__Ausgewählter Auszug__:
####
CD SERGEI RACHMANINOFF: Sämtliche Werke für zwei Klaviere bzw. für ein Klavier vierhändig gespielt, GENOVA & DIMITROV; cpo

 

Zum 25-jährigen Bestehen des  Klavierduos Genova & Dimitrov 

 

Noch kein Album hat mich zur selben Zeit enttäuscht und doch phasenweise erstaunt wie dieses. Starten wir mit der „Prélude in cis-Moll“ aus den „5 Morceaux de Fantaisie“, Op. 3 Nr. 2 für zwei Klaviere des 26-jährigen Rachmaninoff. In diesem Stück starten die berühmten, seit 1995 in künstlerischer Partnerschaft verbundenen Klaviervirtuosen Aglika Genova und Liuben Dimitrov gemächlich, bis sie nach einer langen Steigerung wild in die Tasten bei vollen Pedalen hauen. Ergebnis: kurzfristig ein Klangmatsch. Dann geht es gesittet ins Finale.
####
__Einträge__:
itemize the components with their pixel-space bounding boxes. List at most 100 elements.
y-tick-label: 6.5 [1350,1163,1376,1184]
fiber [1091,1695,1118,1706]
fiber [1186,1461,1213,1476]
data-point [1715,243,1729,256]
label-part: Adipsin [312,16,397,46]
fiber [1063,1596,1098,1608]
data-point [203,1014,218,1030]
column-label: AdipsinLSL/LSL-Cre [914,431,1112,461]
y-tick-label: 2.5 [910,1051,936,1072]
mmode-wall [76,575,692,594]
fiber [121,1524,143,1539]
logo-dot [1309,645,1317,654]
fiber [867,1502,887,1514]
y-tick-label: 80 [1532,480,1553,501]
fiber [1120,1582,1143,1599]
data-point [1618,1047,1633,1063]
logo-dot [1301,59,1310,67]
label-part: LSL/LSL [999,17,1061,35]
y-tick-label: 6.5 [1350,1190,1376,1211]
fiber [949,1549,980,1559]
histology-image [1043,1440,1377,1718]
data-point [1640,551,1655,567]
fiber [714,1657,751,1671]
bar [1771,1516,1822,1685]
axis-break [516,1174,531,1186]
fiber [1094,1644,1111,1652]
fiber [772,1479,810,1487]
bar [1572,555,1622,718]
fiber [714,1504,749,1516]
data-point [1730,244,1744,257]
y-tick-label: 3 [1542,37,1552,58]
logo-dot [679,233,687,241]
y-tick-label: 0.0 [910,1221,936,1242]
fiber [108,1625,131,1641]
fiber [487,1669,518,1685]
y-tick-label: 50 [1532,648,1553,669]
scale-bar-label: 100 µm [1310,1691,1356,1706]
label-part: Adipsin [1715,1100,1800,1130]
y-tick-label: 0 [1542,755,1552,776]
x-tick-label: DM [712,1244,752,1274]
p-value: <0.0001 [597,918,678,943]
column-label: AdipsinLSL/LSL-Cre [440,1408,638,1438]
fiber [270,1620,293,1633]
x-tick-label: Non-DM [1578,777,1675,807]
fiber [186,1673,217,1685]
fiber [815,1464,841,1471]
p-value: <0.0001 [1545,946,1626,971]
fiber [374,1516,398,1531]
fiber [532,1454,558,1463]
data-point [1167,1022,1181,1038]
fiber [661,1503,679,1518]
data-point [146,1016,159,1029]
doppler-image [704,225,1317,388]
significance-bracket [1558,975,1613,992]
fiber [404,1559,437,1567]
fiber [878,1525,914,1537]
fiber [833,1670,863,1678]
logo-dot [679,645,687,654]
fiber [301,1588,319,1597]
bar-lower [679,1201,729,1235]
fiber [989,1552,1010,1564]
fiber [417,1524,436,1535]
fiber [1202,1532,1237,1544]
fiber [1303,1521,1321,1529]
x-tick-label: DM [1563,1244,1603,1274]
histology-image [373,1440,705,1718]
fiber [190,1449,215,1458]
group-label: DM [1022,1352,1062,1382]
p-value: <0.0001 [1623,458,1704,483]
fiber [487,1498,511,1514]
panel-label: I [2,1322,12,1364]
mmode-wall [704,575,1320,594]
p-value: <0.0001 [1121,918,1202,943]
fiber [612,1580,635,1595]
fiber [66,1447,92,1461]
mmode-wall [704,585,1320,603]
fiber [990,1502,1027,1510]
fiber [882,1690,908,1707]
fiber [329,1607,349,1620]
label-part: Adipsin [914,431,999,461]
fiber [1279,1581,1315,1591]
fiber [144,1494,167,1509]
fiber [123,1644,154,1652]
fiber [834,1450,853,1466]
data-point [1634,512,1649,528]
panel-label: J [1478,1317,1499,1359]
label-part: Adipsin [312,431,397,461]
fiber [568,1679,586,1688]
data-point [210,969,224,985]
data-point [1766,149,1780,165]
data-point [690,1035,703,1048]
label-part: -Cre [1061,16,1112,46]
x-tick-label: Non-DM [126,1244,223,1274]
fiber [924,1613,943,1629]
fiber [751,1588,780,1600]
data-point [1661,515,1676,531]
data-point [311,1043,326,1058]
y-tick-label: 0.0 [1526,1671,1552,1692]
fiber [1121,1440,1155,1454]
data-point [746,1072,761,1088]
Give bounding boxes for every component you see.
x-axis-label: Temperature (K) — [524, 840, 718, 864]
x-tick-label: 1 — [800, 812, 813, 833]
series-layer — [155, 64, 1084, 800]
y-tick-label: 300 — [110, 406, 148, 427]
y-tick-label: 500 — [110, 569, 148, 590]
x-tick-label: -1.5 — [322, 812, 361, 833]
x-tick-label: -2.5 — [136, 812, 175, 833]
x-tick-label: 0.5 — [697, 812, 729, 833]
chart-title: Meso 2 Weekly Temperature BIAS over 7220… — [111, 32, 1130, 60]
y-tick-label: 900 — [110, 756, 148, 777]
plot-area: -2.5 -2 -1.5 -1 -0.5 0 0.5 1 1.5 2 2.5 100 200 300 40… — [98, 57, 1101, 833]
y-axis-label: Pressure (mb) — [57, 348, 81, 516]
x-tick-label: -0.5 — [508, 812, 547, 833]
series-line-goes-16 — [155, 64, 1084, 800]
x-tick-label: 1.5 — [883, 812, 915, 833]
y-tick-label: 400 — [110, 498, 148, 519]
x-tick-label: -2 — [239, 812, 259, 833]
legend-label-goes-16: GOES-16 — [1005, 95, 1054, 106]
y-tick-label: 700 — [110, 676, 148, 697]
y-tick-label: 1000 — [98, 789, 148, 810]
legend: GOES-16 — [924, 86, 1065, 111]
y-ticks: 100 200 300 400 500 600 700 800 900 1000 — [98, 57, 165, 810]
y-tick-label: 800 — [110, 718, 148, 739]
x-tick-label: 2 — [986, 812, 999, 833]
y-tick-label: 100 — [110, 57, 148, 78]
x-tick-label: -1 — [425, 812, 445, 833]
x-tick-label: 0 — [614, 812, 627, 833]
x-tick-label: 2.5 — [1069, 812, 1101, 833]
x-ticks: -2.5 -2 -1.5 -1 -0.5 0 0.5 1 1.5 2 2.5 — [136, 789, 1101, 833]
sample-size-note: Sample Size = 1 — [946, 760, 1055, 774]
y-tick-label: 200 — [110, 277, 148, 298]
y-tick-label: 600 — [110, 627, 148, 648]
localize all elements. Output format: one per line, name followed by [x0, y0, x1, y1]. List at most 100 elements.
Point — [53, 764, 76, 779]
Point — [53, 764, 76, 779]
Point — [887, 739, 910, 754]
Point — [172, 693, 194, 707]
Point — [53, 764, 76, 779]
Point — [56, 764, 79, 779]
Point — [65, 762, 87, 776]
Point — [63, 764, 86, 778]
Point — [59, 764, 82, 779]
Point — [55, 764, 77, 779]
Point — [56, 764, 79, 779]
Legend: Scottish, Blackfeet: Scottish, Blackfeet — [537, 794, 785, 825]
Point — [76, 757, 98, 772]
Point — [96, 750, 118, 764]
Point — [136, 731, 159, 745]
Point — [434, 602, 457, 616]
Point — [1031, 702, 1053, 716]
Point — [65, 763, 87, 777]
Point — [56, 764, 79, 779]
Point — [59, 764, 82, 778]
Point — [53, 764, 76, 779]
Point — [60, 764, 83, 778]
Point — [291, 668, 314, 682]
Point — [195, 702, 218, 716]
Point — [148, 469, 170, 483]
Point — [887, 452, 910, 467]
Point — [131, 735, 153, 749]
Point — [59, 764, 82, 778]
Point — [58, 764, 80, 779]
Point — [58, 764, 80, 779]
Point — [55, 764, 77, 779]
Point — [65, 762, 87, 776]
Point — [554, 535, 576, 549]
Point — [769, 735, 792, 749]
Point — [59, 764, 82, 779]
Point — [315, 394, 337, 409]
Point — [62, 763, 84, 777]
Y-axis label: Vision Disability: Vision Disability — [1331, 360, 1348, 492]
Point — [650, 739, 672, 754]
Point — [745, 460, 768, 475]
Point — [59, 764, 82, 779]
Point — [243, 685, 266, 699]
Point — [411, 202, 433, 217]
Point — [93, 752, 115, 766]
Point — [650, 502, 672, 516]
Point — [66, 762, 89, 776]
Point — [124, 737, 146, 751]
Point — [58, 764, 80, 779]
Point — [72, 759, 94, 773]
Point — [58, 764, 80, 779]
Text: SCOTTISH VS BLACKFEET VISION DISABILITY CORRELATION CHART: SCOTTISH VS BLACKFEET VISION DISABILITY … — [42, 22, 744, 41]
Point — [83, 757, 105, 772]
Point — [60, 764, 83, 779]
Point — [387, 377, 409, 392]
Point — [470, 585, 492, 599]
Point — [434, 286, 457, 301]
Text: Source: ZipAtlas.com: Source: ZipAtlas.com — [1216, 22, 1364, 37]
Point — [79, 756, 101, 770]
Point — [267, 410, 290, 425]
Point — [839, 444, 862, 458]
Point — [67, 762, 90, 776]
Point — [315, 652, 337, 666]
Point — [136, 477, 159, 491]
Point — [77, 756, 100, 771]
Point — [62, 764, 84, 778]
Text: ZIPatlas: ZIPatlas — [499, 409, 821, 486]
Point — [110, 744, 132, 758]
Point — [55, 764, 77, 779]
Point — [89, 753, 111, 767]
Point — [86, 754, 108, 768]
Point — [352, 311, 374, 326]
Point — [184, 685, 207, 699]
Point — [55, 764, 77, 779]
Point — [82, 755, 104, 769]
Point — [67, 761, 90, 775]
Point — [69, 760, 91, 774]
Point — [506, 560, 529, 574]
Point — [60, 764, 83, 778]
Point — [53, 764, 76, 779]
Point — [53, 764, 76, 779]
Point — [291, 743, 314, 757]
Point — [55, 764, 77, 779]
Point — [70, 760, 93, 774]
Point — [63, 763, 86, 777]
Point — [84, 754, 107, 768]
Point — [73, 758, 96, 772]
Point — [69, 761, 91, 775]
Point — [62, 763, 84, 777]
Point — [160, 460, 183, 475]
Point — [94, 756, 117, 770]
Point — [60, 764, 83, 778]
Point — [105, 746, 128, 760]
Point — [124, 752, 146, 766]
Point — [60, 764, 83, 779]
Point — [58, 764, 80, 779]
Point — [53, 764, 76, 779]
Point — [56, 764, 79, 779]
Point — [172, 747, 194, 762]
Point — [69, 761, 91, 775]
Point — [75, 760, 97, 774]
####
__Aufgaben__:
**a.** Schreib aus der CD-Besprechung den Teil ab, der mit „CD SERGEI RACHMANINOFF: Sämtliche“ anfängt und mit „gesittet ins Finale.“ aufhört.
**b.** Beantworte diese Fragen zur CD-Besprechung:
(i) Seit welchem Jahr arbeiten Aglika Genova und Liuben Dimitrov als Künstler zusammen?
(ii) Welches Jubiläum des Klavierduos wird genannt?
(iii) Was ergibt sich kurz, als die beiden bei vollen Pedalen wild in die Tasten hauen?
**c.** Schreib die CD-Besprechung nach ihrem letzten Satz weiter.

__Lösungen je Aufgabe__:
**a.**
CD SERGEI RACHMANINOFF: Sämtliche Werke für zwei Klaviere bzw. für ein Klavier vierhändig gespielt, GENOVA & DIMITROV; cpo

 

Zum 25-jährigen Bestehen des  Klavierduos Genova & Dimitrov 

 

Noch kein Album hat mich zur selben Zeit enttäuscht und doch phasenweise erstaunt wie dieses. Starten wir mit der „Prélude in cis-Moll“ aus den „5 Morceaux de Fantaisie“, Op. 3 Nr. 2 für zwei Klaviere des 26-jährigen Rachmaninoff. In diesem Stück starten die berühmten, seit 1995 in künstlerischer Partnerschaft verbundenen Klaviervirtuosen Aglika Genova und Liuben Dimitrov gemächlich, bis sie nach einer langen Steigerung wild in die Tasten bei vollen Pedalen hauen. Ergebnis: kurzfristig ein Klangmatsch. Dann geht es gesittet ins Finale.

**b.**
(i) Seit 1995.
(ii) Das 25-jährige Bestehen des Duos.
(iii) Kurzfristig ein Klangmatsch.

**c.**
Die „Rhapsodie auf ein russisches Thema“ in e-Moll mit ihrem folkloristisch melodischen Reigen zwischen träumerischer Duftigkeit und leicht plätschernden Tönen, die wie Regen auf ein Blechdach zu fallen scheinen, erklingen mit differenzierterem Anschlag, hochromantisch erfühlten Rubati und leider wieder einen Hauch zu viel Pedal. Wie das auch anders, simpler im Ton und tiefer empfunden gespielt werden kann, führen Brigitte Engerer und Oleg Maisenberg in der für mich eindrucksvollsten Einspielung dieses Stücks, 1989 bei harmonia mundi France 1989 erstmals erschienen, vor. 

 

Bei den „Suiten Nr. 1 und 2  für zwei Klaviere“ schwanken Aglika Genova und Liuben Dimitrov zwischen wundersam perlenden Tongirlanden, die teils zart wie zum Klang einer Kirchturmspieluhr wehen und rein gefällig pianistischer Bravour. Wir hören feingliedrig wie Blätter im ersten Frühling aufgespreizte Themen, dann wieder funkeln die Läufe sternengleich. Und dennoch, dennoch lugen die schönen Linien und Grate wie hinter einem Schleier durch einen zu nebelig verhallten Wohllaut hindurch. Der Schluss der Suite Nr. 1 wird so dramatisch expressiv aufgeladen wie Mussorgskys Bilder einer Ausstellung.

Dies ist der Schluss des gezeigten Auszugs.